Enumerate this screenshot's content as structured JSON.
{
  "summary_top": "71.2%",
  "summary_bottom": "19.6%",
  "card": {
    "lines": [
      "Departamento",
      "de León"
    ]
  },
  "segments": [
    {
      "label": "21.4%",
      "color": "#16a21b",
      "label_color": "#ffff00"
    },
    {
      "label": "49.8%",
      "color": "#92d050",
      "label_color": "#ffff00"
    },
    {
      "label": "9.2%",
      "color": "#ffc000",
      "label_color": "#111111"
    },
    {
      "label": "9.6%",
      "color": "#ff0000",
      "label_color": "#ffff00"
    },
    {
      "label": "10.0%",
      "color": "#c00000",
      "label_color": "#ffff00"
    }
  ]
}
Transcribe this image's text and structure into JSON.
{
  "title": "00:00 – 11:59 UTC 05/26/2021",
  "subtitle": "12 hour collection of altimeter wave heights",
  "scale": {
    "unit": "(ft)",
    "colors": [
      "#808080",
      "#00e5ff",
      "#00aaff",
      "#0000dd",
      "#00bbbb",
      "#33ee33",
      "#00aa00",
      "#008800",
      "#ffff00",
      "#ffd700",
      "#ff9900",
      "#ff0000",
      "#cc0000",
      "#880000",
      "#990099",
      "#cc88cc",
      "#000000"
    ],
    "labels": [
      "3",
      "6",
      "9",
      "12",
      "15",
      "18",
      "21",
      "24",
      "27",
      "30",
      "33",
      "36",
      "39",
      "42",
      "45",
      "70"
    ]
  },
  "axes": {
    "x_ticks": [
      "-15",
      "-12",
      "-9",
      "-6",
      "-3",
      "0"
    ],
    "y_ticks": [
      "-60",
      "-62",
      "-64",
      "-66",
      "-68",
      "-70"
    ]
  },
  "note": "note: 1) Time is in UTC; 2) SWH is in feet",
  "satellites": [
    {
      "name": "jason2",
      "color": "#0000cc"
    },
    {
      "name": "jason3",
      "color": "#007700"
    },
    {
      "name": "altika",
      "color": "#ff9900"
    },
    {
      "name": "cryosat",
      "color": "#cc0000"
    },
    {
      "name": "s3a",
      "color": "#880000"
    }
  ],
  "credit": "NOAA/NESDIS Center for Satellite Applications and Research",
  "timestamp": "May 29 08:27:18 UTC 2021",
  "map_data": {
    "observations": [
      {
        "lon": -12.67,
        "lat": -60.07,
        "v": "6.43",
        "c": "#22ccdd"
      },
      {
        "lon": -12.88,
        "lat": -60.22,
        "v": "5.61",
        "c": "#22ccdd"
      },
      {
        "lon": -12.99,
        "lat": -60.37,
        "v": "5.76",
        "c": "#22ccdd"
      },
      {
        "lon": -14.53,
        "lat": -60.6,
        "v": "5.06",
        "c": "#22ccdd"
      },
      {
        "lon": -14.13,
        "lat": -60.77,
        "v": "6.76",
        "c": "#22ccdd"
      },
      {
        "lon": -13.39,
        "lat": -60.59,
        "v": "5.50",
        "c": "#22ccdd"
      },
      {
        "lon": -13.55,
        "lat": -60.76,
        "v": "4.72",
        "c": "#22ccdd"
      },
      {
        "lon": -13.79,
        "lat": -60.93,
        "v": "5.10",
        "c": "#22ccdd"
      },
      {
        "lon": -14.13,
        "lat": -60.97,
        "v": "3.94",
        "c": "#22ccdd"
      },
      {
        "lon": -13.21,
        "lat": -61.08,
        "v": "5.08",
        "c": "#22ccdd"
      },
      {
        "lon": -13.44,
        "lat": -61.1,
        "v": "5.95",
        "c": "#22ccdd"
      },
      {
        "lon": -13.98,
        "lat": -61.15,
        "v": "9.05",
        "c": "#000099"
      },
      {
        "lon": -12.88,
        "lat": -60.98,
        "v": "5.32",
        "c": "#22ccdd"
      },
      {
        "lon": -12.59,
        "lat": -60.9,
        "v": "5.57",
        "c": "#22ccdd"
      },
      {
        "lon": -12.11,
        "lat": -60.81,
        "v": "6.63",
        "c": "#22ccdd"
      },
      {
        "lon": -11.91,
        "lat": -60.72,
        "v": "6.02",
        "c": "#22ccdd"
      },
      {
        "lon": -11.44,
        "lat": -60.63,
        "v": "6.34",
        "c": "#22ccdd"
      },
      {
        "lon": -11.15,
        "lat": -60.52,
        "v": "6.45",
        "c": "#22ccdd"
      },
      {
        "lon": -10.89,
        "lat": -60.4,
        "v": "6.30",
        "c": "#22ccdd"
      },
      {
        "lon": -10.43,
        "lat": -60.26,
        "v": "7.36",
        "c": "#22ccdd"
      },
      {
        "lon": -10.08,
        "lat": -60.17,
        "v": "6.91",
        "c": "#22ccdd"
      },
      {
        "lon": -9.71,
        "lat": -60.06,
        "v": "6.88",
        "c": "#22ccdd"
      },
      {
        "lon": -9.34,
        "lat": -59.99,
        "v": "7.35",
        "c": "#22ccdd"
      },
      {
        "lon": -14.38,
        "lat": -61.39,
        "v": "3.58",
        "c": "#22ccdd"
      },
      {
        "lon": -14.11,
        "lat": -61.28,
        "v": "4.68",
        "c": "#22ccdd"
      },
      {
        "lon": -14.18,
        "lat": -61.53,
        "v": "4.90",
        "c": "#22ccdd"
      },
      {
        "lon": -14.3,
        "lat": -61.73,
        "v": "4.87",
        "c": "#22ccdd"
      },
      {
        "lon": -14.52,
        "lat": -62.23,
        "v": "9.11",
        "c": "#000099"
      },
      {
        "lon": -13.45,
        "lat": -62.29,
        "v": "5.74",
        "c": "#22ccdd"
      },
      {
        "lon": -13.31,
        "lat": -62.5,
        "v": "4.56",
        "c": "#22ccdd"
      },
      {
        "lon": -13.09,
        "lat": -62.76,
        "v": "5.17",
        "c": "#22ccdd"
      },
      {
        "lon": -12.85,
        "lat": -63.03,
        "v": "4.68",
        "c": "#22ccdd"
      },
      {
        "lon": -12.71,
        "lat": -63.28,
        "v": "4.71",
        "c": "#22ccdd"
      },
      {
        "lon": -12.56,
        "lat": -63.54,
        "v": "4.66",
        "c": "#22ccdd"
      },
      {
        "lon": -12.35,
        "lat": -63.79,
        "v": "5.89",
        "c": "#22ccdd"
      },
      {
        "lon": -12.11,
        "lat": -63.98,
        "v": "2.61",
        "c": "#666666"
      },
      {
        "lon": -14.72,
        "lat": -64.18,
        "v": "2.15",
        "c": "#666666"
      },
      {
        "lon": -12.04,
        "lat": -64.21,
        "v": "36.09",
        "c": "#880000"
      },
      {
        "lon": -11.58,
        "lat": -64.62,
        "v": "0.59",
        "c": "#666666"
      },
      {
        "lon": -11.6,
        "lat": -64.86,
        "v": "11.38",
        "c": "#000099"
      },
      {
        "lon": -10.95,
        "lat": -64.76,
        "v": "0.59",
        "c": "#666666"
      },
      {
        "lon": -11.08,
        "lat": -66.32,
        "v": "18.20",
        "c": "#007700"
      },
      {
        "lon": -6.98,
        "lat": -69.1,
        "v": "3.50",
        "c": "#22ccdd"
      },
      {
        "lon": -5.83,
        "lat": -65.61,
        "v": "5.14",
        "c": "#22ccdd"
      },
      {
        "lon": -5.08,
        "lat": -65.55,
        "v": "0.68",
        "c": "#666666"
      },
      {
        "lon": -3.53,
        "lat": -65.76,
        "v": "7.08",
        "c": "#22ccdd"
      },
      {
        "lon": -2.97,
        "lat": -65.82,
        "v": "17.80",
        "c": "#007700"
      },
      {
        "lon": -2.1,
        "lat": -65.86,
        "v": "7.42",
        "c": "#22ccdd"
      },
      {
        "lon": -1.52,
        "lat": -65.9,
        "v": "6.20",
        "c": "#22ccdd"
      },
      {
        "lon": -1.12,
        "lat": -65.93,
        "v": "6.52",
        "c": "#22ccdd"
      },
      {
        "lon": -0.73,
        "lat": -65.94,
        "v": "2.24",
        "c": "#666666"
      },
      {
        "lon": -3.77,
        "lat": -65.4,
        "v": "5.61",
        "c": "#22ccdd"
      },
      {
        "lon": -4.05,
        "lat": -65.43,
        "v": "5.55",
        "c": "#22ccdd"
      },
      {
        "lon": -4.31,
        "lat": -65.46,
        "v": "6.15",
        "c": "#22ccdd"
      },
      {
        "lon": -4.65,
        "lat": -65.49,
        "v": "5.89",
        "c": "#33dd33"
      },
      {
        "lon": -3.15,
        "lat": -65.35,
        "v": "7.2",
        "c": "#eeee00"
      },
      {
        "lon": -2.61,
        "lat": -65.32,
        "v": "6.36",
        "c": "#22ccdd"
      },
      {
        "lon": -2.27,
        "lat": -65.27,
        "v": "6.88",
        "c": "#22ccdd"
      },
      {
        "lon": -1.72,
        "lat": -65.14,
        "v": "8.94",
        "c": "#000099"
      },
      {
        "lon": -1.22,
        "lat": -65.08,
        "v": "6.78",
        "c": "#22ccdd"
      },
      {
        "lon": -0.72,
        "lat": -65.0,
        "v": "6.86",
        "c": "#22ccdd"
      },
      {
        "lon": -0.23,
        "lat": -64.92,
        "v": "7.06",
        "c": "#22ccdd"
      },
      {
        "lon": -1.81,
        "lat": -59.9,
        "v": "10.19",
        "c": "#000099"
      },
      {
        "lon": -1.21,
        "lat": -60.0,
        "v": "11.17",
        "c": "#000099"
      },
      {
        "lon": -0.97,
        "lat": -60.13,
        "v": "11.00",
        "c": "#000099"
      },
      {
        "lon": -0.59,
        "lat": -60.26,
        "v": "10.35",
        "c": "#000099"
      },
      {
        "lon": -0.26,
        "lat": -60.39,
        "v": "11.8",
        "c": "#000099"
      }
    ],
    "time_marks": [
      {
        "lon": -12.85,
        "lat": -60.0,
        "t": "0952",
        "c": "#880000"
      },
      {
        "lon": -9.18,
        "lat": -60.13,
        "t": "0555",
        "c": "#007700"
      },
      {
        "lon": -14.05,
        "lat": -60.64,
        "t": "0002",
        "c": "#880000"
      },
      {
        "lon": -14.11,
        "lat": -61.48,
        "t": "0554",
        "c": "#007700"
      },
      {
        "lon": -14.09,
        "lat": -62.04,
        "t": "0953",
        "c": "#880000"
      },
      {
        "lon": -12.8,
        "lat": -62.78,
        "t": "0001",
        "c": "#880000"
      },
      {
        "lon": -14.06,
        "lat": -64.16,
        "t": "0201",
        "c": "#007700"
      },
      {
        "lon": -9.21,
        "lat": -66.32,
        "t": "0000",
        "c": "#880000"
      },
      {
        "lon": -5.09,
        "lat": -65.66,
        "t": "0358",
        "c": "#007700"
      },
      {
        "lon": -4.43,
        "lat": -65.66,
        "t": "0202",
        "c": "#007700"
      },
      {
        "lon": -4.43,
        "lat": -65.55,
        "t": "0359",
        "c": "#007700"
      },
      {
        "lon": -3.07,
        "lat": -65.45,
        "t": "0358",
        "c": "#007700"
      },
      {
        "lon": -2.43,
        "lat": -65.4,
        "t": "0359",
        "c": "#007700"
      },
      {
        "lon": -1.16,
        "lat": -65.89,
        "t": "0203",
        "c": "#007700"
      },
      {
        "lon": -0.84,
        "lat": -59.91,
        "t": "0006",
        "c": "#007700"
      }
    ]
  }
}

..............................

_GIVEN REQUEST_
Using the listing above, locate the lines that hold "this" and copy each one.

_IN RESPONSE_
Enumerate this screenshot's content as structured JSON.
Transcribe this image's text and structure into JSON.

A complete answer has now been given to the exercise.